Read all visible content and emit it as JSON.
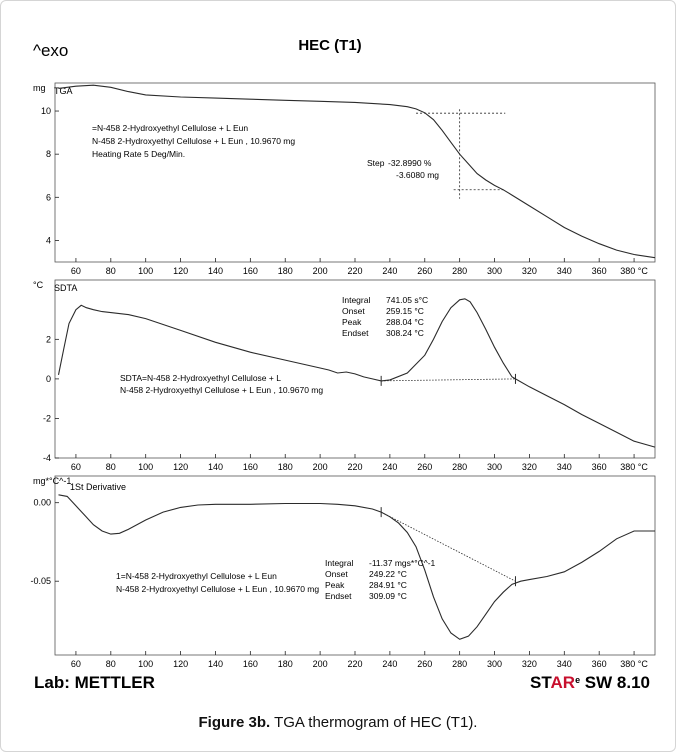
{
  "header": {
    "exo_label": "^exo",
    "title": "HEC (T1)"
  },
  "footer": {
    "lab": "Lab: METTLER",
    "software_pre": "ST",
    "software_ar": "AR",
    "software_e": "e",
    "software_post": " SW 8.10"
  },
  "caption": {
    "bold": "Figure 3b.",
    "text": " TGA thermogram of HEC (T1)."
  },
  "colors": {
    "curve": "#2b2b2b",
    "axis": "#222222",
    "accent_red": "#c8102e"
  },
  "chart_data": [
    {
      "type": "line",
      "title": "TGA",
      "ylabel": "mg",
      "x_unit": "°C",
      "xlim": [
        48,
        392
      ],
      "ylim": [
        3,
        11.3
      ],
      "x_ticks": [
        60,
        80,
        100,
        120,
        140,
        160,
        180,
        200,
        220,
        240,
        260,
        280,
        300,
        320,
        340,
        360,
        380
      ],
      "x_tick_labels": [
        "60",
        "80",
        "100",
        "120",
        "140",
        "160",
        "180",
        "200",
        "220",
        "240",
        "260",
        "280",
        "300",
        "320",
        "340",
        "360",
        "380 °C"
      ],
      "y_ticks": [
        4,
        6,
        8,
        10
      ],
      "y_tick_labels": [
        "4",
        "6",
        "8",
        "10"
      ],
      "series": [
        {
          "x": [
            50,
            60,
            70,
            80,
            90,
            100,
            120,
            140,
            160,
            180,
            200,
            220,
            240,
            250,
            255,
            260,
            265,
            270,
            275,
            280,
            285,
            290,
            295,
            300,
            305,
            310,
            320,
            330,
            340,
            350,
            360,
            370,
            380,
            392
          ],
          "values": [
            11.05,
            11.15,
            11.2,
            11.1,
            10.9,
            10.75,
            10.65,
            10.6,
            10.55,
            10.5,
            10.45,
            10.4,
            10.3,
            10.2,
            10.1,
            9.92,
            9.6,
            9.1,
            8.55,
            8.0,
            7.55,
            7.1,
            6.8,
            6.55,
            6.35,
            6.1,
            5.6,
            5.1,
            4.6,
            4.2,
            3.85,
            3.55,
            3.35,
            3.2
          ]
        }
      ],
      "annotations": [
        "=N-458 2-Hydroxyethyl Cellulose + L Eun",
        "N-458 2-Hydroxyethyl Cellulose + L Eun , 10.9670 mg",
        "Heating Rate 5 Deg/Min."
      ],
      "step": {
        "label": "Step",
        "percent": "-32.8990 %",
        "mass": "-3.6080 mg",
        "start_x": 255,
        "end_x": 305,
        "upper_y": 9.9,
        "lower_y": 6.35
      }
    },
    {
      "type": "line",
      "title": "SDTA",
      "ylabel": "°C",
      "x_unit": "°C",
      "xlim": [
        48,
        392
      ],
      "ylim": [
        -4,
        5
      ],
      "x_ticks": [
        60,
        80,
        100,
        120,
        140,
        160,
        180,
        200,
        220,
        240,
        260,
        280,
        300,
        320,
        340,
        360,
        380
      ],
      "x_tick_labels": [
        "60",
        "80",
        "100",
        "120",
        "140",
        "160",
        "180",
        "200",
        "220",
        "240",
        "260",
        "280",
        "300",
        "320",
        "340",
        "360",
        "380 °C"
      ],
      "y_ticks": [
        -4,
        -2,
        0,
        2
      ],
      "y_tick_labels": [
        "-4",
        "-2",
        "0",
        "2"
      ],
      "series": [
        {
          "x": [
            50,
            53,
            56,
            60,
            63,
            66,
            70,
            75,
            80,
            90,
            100,
            120,
            140,
            160,
            180,
            200,
            205,
            210,
            215,
            220,
            225,
            230,
            235,
            240,
            250,
            260,
            265,
            270,
            275,
            280,
            283,
            286,
            290,
            295,
            300,
            305,
            310,
            320,
            330,
            340,
            350,
            360,
            370,
            380,
            392
          ],
          "values": [
            0.2,
            1.5,
            2.8,
            3.5,
            3.72,
            3.6,
            3.5,
            3.4,
            3.35,
            3.25,
            3.05,
            2.45,
            1.85,
            1.35,
            0.95,
            0.55,
            0.45,
            0.3,
            0.35,
            0.25,
            0.1,
            0.0,
            -0.1,
            -0.05,
            0.3,
            1.2,
            2.0,
            2.9,
            3.6,
            4.0,
            4.05,
            3.9,
            3.35,
            2.5,
            1.6,
            0.8,
            0.1,
            -0.4,
            -0.85,
            -1.3,
            -1.8,
            -2.25,
            -2.7,
            -3.15,
            -3.45
          ]
        }
      ],
      "baseline": {
        "x": [
          235,
          312
        ],
        "values": [
          -0.1,
          0.0
        ]
      },
      "annotations": [
        "SDTA=N-458 2-Hydroxyethyl Cellulose + L",
        "N-458 2-Hydroxyethyl Cellulose + L Eun , 10.9670 mg"
      ],
      "integration": {
        "labels": [
          "Integral",
          "Onset",
          "Peak",
          "Endset"
        ],
        "values": [
          "741.05 s°C",
          "259.15 °C",
          "288.04 °C",
          "308.24 °C"
        ]
      }
    },
    {
      "type": "line",
      "title": "1St Derivative",
      "ylabel": "mg*°C^-1",
      "x_unit": "°C",
      "xlim": [
        48,
        392
      ],
      "ylim": [
        -0.097,
        0.017
      ],
      "x_ticks": [
        60,
        80,
        100,
        120,
        140,
        160,
        180,
        200,
        220,
        240,
        260,
        280,
        300,
        320,
        340,
        360,
        380
      ],
      "x_tick_labels": [
        "60",
        "80",
        "100",
        "120",
        "140",
        "160",
        "180",
        "200",
        "220",
        "240",
        "260",
        "280",
        "300",
        "320",
        "340",
        "360",
        "380 °C"
      ],
      "y_ticks": [
        0.0,
        -0.05
      ],
      "y_tick_labels": [
        "0.00",
        "-0.05"
      ],
      "series": [
        {
          "x": [
            50,
            55,
            60,
            65,
            70,
            75,
            80,
            85,
            90,
            100,
            110,
            120,
            130,
            140,
            160,
            180,
            200,
            210,
            220,
            230,
            235,
            240,
            245,
            250,
            255,
            260,
            265,
            270,
            275,
            280,
            285,
            290,
            295,
            300,
            305,
            310,
            315,
            320,
            330,
            340,
            350,
            360,
            370,
            380,
            392
          ],
          "values": [
            0.005,
            0.004,
            -0.002,
            -0.008,
            -0.014,
            -0.018,
            -0.02,
            -0.0195,
            -0.017,
            -0.011,
            -0.006,
            -0.003,
            -0.0015,
            -0.001,
            -0.001,
            -0.0005,
            -0.0005,
            -0.001,
            -0.002,
            -0.004,
            -0.006,
            -0.009,
            -0.013,
            -0.019,
            -0.028,
            -0.043,
            -0.06,
            -0.074,
            -0.083,
            -0.087,
            -0.085,
            -0.079,
            -0.071,
            -0.063,
            -0.057,
            -0.052,
            -0.05,
            -0.049,
            -0.047,
            -0.044,
            -0.038,
            -0.031,
            -0.023,
            -0.018,
            -0.018
          ]
        }
      ],
      "baseline": {
        "x": [
          235,
          312
        ],
        "values": [
          -0.006,
          -0.05
        ]
      },
      "annotations": [
        "1=N-458 2-Hydroxyethyl Cellulose + L Eun",
        "N-458 2-Hydroxyethyl Cellulose + L Eun , 10.9670 mg"
      ],
      "integration": {
        "labels": [
          "Integral",
          "Onset",
          "Peak",
          "Endset"
        ],
        "values": [
          "-11.37 mgs*°C^-1",
          "249.22 °C",
          "284.91 °C",
          "309.09 °C"
        ]
      }
    }
  ]
}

========

* _PROBLEM DESCRIPTION_
Find every line containing the word "Cellulose", then give the total and nothing more.

* _EXERCISE RESPONSE_
6